--- start of Given records ---

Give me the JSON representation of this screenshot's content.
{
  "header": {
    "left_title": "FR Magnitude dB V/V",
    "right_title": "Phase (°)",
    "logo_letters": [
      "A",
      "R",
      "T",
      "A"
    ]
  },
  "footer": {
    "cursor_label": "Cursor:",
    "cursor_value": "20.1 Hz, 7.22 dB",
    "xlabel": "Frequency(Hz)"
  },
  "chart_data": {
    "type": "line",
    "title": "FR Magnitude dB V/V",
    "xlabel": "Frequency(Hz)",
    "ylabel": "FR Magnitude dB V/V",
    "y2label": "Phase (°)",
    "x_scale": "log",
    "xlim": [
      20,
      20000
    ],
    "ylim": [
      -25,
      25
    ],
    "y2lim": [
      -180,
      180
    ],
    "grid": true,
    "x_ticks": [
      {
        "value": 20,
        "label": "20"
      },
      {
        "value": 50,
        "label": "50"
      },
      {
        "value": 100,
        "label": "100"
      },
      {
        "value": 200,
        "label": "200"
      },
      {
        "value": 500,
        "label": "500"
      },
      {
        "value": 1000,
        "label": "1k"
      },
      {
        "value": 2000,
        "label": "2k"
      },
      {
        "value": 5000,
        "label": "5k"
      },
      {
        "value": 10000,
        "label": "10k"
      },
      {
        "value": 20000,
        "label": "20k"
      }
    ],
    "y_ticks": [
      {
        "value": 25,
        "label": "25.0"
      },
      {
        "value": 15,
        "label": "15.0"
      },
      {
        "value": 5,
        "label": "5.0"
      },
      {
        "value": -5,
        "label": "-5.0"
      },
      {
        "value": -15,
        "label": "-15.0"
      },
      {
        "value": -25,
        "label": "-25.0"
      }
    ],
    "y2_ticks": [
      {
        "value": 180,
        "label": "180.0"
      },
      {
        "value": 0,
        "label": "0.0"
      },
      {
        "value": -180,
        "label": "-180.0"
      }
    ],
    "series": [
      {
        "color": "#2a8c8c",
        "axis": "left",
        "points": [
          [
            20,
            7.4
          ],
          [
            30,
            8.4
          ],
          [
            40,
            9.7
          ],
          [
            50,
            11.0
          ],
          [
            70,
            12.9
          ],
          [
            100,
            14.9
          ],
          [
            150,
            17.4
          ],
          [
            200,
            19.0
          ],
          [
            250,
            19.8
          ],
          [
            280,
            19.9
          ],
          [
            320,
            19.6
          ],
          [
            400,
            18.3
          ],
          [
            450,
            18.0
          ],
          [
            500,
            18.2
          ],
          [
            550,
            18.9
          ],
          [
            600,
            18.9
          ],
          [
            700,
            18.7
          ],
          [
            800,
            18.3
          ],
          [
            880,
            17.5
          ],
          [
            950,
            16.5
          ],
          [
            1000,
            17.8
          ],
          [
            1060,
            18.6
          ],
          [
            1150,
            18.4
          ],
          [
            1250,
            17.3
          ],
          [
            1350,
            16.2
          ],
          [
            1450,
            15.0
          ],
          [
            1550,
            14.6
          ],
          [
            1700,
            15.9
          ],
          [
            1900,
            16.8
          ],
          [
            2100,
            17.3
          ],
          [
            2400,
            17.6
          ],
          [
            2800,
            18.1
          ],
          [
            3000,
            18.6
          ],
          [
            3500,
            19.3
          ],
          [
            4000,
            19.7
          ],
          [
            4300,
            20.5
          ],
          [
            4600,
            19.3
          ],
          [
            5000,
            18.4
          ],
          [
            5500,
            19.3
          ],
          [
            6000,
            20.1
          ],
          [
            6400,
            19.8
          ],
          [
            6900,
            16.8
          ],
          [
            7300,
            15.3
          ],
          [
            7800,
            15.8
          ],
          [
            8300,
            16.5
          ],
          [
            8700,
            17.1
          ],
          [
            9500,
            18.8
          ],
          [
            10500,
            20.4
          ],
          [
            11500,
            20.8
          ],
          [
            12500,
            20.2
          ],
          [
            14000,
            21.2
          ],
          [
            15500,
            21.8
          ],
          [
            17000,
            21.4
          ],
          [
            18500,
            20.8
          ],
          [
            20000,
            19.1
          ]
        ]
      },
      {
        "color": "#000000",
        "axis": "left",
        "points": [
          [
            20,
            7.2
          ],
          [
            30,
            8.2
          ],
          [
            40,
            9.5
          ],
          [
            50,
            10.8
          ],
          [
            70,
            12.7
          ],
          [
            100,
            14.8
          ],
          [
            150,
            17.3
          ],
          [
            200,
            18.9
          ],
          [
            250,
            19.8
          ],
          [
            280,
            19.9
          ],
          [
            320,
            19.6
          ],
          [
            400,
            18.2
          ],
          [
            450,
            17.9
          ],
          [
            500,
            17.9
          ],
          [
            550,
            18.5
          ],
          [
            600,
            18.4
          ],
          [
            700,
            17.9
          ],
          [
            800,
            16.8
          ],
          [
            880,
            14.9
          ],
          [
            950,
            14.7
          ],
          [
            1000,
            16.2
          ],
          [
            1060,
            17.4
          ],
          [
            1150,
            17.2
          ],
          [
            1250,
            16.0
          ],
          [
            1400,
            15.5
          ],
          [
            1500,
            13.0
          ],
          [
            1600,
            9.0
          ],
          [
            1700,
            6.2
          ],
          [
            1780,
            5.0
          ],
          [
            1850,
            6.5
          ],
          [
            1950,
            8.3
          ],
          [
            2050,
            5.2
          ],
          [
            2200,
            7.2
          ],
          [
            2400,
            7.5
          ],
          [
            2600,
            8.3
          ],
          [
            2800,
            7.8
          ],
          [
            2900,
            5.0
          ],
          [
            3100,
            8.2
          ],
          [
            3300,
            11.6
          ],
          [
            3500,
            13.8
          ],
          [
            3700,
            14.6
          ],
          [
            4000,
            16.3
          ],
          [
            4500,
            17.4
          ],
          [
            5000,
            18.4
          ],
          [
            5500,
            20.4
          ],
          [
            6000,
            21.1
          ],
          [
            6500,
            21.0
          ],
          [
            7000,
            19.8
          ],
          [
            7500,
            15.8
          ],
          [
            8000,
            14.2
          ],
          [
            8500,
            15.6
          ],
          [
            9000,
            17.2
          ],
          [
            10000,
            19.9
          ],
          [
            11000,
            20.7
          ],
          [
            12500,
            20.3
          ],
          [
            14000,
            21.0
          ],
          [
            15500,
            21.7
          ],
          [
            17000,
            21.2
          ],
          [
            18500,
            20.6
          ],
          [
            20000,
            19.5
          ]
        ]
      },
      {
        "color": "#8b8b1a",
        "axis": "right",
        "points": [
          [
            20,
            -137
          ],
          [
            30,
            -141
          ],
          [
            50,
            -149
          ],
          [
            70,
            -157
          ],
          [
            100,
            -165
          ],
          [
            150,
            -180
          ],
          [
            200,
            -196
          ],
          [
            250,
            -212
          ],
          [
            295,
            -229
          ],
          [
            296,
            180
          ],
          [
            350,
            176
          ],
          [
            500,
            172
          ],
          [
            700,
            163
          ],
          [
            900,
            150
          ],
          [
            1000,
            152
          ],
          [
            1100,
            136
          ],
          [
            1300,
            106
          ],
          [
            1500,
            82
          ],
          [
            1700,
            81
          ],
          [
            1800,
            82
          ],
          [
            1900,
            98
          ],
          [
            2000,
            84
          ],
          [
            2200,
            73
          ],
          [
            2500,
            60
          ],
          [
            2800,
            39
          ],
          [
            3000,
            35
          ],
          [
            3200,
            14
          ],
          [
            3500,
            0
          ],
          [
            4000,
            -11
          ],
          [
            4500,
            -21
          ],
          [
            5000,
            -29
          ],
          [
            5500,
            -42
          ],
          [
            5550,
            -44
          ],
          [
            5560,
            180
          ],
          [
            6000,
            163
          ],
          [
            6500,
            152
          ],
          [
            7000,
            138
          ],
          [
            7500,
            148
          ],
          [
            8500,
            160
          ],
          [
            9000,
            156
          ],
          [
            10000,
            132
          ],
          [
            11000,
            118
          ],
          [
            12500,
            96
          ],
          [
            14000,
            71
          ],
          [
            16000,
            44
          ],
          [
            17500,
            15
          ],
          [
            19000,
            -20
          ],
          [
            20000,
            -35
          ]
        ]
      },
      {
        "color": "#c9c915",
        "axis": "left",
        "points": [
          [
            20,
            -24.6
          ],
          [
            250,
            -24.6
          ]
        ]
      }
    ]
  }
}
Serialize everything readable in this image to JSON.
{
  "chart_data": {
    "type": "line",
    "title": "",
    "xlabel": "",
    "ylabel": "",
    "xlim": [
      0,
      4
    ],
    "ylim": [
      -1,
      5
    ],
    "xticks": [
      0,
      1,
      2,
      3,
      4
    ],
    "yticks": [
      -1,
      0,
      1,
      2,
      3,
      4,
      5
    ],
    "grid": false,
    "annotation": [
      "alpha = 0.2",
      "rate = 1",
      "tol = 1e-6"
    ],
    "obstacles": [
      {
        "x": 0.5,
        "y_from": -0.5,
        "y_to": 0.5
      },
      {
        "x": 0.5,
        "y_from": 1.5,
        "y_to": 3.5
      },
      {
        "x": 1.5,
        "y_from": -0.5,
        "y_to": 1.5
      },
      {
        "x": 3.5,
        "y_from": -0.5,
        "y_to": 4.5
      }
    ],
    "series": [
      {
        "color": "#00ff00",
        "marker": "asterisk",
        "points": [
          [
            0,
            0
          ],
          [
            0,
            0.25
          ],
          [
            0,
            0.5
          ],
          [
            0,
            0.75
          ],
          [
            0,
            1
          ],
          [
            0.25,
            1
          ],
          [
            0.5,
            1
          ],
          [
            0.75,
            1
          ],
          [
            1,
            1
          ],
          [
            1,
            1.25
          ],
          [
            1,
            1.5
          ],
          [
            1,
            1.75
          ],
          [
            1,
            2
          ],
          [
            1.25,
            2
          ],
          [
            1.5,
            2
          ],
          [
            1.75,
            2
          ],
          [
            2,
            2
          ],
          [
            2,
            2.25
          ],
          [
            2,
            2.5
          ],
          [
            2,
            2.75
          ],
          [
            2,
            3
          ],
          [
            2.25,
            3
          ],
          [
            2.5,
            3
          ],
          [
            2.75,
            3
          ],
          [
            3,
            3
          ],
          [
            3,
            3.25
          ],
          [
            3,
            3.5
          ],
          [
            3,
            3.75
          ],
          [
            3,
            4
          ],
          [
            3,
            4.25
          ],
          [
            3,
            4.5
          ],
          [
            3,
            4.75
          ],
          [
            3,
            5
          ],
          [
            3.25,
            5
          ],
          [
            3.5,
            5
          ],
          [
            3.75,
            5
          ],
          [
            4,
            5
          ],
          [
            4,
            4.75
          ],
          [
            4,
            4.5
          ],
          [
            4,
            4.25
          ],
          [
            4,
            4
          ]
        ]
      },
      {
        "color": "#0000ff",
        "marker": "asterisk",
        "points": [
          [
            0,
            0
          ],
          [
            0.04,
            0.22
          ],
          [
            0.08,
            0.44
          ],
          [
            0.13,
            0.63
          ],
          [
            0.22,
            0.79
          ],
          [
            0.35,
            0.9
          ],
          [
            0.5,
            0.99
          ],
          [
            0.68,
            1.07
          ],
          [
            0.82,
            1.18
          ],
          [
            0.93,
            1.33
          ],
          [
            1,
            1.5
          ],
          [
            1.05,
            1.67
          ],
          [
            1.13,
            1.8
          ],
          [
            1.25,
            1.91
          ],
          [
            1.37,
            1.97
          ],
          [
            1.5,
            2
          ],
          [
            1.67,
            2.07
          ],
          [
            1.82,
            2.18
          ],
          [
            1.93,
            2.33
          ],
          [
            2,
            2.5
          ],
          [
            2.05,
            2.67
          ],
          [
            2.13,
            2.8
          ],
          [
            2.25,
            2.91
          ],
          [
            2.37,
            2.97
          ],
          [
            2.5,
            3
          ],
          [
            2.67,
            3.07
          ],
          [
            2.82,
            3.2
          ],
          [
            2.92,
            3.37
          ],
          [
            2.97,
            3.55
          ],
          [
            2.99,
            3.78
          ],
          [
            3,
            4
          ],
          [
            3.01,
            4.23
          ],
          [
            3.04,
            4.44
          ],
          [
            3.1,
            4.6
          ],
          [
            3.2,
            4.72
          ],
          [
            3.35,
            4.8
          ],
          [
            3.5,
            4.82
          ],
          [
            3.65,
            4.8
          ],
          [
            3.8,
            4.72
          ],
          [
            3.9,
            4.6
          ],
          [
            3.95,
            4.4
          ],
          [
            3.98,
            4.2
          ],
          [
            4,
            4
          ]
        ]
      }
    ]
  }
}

--- end of Given records ---

■ Given exercise ■
Determine the number of lines in these entries that contain the word "JSON", and write only that number.

■ Problem solution ■
2